In the listing that follows, count the lines holding the word "ОХРАНА" and report only that number.

→ INPUT:
• • • • •
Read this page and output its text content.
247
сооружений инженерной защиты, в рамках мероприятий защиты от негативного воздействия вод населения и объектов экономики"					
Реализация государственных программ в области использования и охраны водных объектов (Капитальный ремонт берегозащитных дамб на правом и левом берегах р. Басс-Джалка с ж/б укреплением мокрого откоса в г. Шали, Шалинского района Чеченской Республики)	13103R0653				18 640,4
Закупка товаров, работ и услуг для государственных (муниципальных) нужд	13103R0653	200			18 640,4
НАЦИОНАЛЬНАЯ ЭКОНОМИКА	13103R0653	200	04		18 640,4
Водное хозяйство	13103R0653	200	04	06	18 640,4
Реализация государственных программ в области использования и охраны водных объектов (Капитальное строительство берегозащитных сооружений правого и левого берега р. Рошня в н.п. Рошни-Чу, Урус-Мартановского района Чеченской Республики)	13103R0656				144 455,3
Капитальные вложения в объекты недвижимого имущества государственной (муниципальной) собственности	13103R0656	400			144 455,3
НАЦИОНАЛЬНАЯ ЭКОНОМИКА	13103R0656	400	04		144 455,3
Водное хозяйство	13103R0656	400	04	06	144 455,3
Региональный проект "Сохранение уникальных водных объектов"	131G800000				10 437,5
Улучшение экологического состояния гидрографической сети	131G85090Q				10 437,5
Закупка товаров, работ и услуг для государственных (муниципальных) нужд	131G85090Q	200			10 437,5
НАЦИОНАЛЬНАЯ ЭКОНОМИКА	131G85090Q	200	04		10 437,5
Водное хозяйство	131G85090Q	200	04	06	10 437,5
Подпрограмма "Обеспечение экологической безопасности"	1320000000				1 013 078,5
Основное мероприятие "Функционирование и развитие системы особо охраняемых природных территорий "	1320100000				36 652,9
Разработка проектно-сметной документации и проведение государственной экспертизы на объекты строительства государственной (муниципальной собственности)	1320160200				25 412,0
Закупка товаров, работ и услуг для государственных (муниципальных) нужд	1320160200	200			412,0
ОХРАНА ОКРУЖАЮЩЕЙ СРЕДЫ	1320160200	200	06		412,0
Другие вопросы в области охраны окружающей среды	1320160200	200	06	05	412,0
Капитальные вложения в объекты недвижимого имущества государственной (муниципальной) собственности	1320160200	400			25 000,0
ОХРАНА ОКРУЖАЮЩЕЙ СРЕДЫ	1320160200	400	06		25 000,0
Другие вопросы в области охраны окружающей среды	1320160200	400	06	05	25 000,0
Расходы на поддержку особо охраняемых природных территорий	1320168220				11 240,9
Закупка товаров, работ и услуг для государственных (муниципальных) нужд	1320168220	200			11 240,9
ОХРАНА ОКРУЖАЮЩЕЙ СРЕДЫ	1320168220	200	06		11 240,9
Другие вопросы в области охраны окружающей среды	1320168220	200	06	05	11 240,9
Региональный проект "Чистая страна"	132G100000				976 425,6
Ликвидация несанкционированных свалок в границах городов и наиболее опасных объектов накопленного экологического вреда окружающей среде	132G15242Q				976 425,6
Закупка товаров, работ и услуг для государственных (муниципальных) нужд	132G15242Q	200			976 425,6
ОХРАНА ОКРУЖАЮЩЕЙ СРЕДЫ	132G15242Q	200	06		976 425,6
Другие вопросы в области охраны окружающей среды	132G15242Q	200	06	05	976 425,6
• • • • •
→ RESULT:
4